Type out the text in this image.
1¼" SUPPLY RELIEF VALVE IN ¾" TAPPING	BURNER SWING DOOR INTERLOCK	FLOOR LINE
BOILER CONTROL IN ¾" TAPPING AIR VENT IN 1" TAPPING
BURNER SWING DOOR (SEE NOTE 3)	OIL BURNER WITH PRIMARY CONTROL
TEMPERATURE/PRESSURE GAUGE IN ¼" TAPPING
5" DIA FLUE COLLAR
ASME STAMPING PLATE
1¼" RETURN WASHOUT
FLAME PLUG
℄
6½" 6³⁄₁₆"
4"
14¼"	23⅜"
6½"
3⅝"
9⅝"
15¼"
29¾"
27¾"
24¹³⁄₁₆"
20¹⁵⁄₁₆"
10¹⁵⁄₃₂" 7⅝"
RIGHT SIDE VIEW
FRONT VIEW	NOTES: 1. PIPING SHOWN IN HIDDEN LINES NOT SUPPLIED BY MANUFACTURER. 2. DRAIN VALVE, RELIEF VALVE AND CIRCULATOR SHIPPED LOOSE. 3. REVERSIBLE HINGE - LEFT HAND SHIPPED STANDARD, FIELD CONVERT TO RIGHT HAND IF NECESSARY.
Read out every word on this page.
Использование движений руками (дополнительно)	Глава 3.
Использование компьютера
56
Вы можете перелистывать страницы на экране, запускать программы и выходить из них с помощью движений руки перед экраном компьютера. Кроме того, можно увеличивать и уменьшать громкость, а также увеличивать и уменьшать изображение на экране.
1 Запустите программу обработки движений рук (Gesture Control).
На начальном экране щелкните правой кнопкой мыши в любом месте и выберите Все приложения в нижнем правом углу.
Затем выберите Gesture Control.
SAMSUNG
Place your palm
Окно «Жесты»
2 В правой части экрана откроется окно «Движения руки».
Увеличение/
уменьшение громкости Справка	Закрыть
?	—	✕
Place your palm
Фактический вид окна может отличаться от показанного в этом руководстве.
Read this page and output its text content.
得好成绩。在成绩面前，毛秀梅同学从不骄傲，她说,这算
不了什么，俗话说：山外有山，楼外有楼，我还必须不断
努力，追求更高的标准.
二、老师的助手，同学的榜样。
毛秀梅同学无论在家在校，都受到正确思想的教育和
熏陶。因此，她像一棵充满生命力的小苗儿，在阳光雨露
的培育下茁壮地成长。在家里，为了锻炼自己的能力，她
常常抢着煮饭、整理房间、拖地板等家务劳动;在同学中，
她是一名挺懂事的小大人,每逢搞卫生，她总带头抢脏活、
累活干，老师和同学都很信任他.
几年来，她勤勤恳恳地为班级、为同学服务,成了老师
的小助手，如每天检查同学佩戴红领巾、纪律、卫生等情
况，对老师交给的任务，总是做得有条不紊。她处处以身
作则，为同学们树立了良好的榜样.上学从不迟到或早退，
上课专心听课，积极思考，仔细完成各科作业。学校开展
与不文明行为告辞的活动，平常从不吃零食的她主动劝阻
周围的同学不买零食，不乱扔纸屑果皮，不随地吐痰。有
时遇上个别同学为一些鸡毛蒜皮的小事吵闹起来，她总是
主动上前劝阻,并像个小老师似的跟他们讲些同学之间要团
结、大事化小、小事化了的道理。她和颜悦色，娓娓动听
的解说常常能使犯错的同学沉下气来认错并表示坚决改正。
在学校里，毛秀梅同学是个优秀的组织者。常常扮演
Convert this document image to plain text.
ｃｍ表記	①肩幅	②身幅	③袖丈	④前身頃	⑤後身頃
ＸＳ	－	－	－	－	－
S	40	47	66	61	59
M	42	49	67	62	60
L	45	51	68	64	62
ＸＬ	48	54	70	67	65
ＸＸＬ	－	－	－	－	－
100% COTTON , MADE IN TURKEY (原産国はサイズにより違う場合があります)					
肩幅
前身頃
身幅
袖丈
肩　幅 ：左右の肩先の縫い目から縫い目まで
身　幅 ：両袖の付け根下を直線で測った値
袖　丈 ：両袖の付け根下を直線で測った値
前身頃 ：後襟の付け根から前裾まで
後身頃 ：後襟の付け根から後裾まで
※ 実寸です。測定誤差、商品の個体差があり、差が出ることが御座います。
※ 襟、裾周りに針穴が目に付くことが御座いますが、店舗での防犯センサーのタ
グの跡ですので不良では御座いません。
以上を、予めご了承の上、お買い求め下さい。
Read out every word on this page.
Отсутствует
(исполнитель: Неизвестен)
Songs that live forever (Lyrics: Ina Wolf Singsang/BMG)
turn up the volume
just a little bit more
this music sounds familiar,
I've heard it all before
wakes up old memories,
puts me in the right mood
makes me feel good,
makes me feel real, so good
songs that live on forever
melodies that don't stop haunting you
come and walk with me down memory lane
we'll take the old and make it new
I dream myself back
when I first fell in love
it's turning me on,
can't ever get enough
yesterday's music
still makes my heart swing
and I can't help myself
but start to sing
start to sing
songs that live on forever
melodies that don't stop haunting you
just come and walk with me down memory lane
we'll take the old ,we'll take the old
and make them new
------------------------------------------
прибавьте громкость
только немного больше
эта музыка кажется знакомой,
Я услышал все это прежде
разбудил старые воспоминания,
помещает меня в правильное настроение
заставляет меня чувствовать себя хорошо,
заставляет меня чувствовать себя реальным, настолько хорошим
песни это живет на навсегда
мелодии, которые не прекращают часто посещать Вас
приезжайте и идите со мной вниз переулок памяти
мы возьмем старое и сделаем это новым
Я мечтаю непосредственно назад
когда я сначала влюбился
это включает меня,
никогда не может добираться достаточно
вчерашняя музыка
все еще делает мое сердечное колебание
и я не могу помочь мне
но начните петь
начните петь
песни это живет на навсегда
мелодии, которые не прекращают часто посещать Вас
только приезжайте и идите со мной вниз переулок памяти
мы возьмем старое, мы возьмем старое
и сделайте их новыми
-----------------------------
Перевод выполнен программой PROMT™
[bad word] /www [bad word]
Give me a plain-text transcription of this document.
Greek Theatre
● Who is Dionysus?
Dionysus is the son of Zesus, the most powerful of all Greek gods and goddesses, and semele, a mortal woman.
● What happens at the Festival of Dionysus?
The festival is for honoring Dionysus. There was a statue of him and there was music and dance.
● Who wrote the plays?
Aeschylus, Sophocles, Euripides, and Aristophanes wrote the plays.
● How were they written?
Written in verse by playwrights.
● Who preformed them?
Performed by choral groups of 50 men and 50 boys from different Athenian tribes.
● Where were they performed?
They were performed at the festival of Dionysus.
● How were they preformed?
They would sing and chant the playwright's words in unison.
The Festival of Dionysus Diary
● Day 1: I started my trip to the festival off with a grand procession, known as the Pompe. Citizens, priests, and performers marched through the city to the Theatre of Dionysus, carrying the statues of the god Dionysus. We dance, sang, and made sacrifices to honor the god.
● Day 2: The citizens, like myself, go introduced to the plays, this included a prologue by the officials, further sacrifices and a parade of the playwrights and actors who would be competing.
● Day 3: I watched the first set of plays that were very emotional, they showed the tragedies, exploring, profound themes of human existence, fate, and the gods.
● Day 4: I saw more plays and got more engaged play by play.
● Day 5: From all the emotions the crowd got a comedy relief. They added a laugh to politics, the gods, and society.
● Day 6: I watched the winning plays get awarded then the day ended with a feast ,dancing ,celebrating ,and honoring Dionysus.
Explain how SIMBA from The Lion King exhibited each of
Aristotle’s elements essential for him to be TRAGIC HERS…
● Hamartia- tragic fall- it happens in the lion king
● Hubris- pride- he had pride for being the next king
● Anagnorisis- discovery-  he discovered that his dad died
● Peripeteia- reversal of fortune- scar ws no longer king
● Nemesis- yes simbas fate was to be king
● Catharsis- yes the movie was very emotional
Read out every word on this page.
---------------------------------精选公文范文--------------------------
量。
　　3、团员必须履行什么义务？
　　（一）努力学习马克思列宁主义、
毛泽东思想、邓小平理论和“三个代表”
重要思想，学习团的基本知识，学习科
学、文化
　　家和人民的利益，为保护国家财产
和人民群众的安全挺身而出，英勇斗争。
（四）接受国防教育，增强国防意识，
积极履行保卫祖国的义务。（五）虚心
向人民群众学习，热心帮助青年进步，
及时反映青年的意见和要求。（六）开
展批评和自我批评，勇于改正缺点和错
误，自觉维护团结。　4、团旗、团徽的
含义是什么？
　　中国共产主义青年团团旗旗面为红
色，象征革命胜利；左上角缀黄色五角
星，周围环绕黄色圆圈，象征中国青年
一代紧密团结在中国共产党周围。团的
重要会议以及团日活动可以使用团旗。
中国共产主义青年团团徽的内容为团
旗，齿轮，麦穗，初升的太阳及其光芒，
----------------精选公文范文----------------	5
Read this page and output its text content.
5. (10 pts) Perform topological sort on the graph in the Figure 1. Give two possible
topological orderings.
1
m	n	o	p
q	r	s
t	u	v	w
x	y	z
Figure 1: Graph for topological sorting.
- - - -
▶ What the task requires
Find the lines above that include the string "VALVE" and copy them.

▶ Expected answer
1¼" SUPPLY RELIEF VALVE IN ¾" TAPPING	BURNER SWING DOOR INTERLOCK	FLOOR LINE
FRONT VIEW	NOTES: 1. PIPING SHOWN IN HIDDEN LINES NOT SUPPLIED BY MANUFACTURER. 2. DRAIN VALVE, RELIEF VALVE AND CIRCULATOR SHIPPED LOOSE. 3. REVERSIBLE HINGE - LEFT HAND SHIPPED STANDARD, FIELD CONVERT TO RIGHT HAND IF NECESSARY.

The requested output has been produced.